Extracted data entries
# # # # # # #

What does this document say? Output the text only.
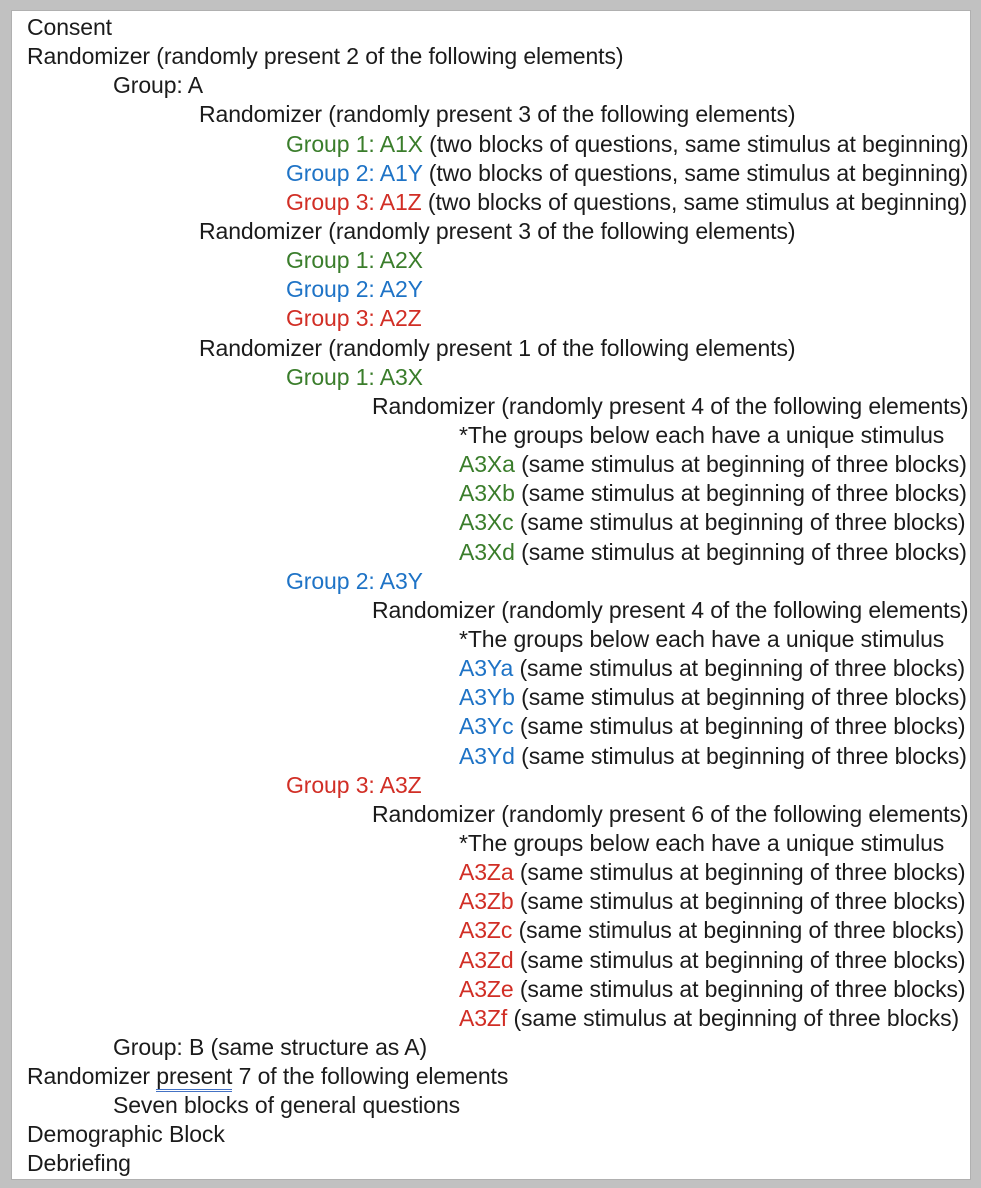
Consent
Randomizer (randomly present 2 of the following elements)
Group: A
Randomizer (randomly present 3 of the following elements)
Group 1: A1X (two blocks of questions, same stimulus at beginning)
Group 2: A1Y (two blocks of questions, same stimulus at beginning)
Group 3: A1Z (two blocks of questions, same stimulus at beginning)
Randomizer (randomly present 3 of the following elements)
Group 1: A2X
Group 2: A2Y
Group 3: A2Z
Randomizer (randomly present 1 of the following elements)
Group 1: A3X
Randomizer (randomly present 4 of the following elements)
*The groups below each have a unique stimulus
A3Xa (same stimulus at beginning of three blocks)
A3Xb (same stimulus at beginning of three blocks)
A3Xc (same stimulus at beginning of three blocks)
A3Xd (same stimulus at beginning of three blocks)
Group 2: A3Y
Randomizer (randomly present 4 of the following elements)
*The groups below each have a unique stimulus
A3Ya (same stimulus at beginning of three blocks)
A3Yb (same stimulus at beginning of three blocks)
A3Yc (same stimulus at beginning of three blocks)
A3Yd (same stimulus at beginning of three blocks)
Group 3: A3Z
Randomizer (randomly present 6 of the following elements)
*The groups below each have a unique stimulus
A3Za (same stimulus at beginning of three blocks)
A3Zb (same stimulus at beginning of three blocks)
A3Zc (same stimulus at beginning of three blocks)
A3Zd (same stimulus at beginning of three blocks)
A3Ze (same stimulus at beginning of three blocks)
A3Zf (same stimulus at beginning of three blocks)
Group: B (same structure as A)
Randomizer present 7 of the following elements
Seven blocks of general questions
Demographic Block
Debriefing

# # # # # # #

**What to work on**
From the listing above, copy out each line where the word "elements" appears.

**Full solution**
Randomizer (randomly present 2 of the following elements)
Randomizer (randomly present 3 of the following elements)
Randomizer (randomly present 3 of the following elements)
Randomizer (randomly present 1 of the following elements)
Randomizer (randomly present 4 of the following elements)
Randomizer (randomly present 4 of the following elements)
Randomizer (randomly present 6 of the following elements)
Randomizer present 7 of the following elements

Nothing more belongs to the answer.